● **REQUIREMENTS**
Output, word for word, every line from the line with "What data populates" through the final line of the data below.

[Dataset records]
__________________________________________________
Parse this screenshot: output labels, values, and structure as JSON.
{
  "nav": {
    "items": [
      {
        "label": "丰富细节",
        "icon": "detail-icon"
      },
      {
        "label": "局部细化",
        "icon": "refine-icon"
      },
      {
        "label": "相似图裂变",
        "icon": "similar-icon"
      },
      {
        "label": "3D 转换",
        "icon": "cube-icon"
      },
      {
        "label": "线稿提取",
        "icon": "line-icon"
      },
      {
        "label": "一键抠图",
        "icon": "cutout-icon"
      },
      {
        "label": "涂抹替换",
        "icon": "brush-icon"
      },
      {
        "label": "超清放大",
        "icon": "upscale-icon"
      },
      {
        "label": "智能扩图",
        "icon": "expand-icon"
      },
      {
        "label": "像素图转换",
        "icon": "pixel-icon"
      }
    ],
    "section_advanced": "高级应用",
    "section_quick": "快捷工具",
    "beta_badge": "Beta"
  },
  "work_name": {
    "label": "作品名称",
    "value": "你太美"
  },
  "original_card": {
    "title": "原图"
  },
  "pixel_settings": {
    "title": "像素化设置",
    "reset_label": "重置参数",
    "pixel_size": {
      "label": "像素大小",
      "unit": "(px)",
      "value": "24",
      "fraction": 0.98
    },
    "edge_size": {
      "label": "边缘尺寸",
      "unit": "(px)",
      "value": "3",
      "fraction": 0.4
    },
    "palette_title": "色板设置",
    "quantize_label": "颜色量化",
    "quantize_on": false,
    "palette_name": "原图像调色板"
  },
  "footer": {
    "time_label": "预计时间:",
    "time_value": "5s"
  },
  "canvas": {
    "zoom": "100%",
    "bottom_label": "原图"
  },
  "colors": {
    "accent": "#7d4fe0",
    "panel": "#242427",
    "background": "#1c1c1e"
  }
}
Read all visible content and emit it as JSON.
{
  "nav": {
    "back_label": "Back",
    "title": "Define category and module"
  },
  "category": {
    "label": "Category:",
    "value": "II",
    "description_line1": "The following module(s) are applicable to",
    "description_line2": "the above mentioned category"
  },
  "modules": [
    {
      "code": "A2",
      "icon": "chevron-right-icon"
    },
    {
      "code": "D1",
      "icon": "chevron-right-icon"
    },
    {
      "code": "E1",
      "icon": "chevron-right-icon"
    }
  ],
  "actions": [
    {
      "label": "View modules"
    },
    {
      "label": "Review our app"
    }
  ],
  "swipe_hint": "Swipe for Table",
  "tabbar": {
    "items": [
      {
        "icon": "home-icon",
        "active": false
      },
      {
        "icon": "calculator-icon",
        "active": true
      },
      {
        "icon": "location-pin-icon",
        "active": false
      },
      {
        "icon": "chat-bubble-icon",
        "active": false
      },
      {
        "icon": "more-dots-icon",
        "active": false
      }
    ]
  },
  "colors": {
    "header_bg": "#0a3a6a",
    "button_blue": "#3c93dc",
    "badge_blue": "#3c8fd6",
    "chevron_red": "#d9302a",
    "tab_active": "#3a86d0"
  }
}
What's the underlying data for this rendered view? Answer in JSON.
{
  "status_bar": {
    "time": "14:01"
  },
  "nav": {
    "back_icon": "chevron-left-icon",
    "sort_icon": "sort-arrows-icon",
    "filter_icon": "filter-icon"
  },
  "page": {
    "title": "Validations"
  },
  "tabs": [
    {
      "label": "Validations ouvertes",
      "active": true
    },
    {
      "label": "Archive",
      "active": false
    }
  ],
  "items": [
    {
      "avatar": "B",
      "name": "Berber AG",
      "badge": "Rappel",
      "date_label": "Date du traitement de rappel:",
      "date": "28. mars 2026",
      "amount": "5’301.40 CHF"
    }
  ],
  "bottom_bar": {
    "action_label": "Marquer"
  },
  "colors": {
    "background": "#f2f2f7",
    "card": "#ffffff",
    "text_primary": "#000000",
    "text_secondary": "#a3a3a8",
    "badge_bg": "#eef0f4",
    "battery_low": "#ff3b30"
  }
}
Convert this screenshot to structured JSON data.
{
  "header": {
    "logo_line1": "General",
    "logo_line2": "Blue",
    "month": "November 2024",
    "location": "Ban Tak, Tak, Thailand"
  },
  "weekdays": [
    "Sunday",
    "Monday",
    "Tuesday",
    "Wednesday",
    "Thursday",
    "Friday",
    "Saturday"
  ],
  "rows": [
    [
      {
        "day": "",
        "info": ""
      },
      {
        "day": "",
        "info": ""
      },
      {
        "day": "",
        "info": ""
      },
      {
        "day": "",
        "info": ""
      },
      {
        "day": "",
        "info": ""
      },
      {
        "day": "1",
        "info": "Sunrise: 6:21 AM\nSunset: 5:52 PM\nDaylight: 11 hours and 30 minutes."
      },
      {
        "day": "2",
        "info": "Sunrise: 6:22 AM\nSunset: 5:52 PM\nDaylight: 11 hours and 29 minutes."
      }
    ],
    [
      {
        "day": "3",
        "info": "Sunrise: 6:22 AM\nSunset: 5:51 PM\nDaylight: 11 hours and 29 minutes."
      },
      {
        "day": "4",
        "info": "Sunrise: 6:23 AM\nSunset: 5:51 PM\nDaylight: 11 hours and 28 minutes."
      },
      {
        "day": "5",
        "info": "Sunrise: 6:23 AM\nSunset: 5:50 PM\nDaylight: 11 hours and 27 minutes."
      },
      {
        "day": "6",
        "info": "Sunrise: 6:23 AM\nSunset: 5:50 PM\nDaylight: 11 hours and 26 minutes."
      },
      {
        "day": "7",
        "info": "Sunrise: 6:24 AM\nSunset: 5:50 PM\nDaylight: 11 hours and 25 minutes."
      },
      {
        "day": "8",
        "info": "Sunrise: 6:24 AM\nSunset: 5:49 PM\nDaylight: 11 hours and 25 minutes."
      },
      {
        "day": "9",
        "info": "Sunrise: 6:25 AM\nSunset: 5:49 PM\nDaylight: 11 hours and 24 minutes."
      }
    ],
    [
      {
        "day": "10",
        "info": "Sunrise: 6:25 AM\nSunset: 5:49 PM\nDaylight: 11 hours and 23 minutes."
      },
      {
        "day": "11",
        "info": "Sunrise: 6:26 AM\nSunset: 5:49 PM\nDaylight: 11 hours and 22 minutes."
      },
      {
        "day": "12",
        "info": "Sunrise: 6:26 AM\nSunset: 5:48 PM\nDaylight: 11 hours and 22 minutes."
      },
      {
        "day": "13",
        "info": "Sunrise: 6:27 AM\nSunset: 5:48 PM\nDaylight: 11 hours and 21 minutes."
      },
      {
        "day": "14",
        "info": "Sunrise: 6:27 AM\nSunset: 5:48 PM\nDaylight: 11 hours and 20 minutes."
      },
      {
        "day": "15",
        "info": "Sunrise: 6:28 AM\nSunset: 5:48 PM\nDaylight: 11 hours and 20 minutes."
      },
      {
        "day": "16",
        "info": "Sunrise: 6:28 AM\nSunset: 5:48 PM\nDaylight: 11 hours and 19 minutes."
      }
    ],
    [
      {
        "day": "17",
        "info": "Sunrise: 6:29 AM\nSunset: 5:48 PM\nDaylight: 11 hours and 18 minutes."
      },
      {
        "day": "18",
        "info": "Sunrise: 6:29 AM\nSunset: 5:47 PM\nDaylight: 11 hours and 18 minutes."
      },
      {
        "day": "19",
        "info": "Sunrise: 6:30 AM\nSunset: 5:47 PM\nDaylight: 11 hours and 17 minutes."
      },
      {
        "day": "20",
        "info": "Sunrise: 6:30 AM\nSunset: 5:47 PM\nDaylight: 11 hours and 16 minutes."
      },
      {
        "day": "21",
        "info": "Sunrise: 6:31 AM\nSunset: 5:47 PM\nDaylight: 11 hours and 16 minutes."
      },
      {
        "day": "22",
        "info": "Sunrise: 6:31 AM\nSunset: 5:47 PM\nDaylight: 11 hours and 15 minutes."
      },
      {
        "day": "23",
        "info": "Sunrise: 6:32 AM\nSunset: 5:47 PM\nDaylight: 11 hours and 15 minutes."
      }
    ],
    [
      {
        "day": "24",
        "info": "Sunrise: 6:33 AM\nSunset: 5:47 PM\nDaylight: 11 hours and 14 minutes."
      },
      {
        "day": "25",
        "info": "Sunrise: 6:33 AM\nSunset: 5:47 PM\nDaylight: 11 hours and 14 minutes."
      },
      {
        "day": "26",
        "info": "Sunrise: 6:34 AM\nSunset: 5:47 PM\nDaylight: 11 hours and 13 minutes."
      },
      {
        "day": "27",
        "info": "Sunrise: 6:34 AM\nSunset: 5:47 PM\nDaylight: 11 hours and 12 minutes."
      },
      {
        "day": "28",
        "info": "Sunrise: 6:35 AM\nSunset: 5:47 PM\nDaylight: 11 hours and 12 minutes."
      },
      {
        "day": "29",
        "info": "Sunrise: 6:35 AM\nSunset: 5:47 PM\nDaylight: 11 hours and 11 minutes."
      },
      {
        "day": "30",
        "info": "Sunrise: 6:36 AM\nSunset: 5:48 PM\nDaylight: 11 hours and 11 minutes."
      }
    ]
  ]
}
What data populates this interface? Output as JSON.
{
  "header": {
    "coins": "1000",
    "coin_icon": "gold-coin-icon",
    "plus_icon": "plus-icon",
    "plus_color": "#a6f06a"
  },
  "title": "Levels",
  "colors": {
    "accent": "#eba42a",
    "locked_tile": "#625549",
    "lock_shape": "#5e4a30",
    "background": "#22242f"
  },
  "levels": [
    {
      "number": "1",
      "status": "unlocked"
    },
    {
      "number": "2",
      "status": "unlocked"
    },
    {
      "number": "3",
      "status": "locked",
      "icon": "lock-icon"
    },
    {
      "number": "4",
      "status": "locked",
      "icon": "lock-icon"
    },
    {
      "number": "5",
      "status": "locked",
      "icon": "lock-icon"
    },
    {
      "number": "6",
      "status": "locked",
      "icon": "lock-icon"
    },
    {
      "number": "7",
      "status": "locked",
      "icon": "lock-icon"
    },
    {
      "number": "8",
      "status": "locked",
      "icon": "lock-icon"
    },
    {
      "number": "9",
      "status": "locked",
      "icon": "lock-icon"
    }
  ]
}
__________________________________________________
● **TASK SOLUTION**
What data populates this interface? Output as JSON.
{
  "header": {
    "coins": "1000",
    "coin_icon": "gold-coin-icon",
    "plus_icon": "plus-icon",
    "plus_color": "#a6f06a"
  },
  "title": "Levels",
  "colors": {
    "accent": "#eba42a",
    "locked_tile": "#625549",
    "lock_shape": "#5e4a30",
    "background": "#22242f"
  },
  "levels": [
    {
      "number": "1",
      "status": "unlocked"
    },
    {
      "number": "2",
      "status": "unlocked"
    },
    {
      "number": "3",
      "status": "locked",
      "icon": "lock-icon"
    },
    {
      "number": "4",
      "status": "locked",
      "icon": "lock-icon"
    },
    {
      "number": "5",
      "status": "locked",
      "icon": "lock-icon"
    },
    {
      "number": "6",
      "status": "locked",
      "icon": "lock-icon"
    },
    {
      "number": "7",
      "status": "locked",
      "icon": "lock-icon"
    },
    {
      "number": "8",
      "status": "locked",
      "icon": "lock-icon"
    },
    {
      "number": "9",
      "status": "locked",
      "icon": "lock-icon"
    }
  ]
}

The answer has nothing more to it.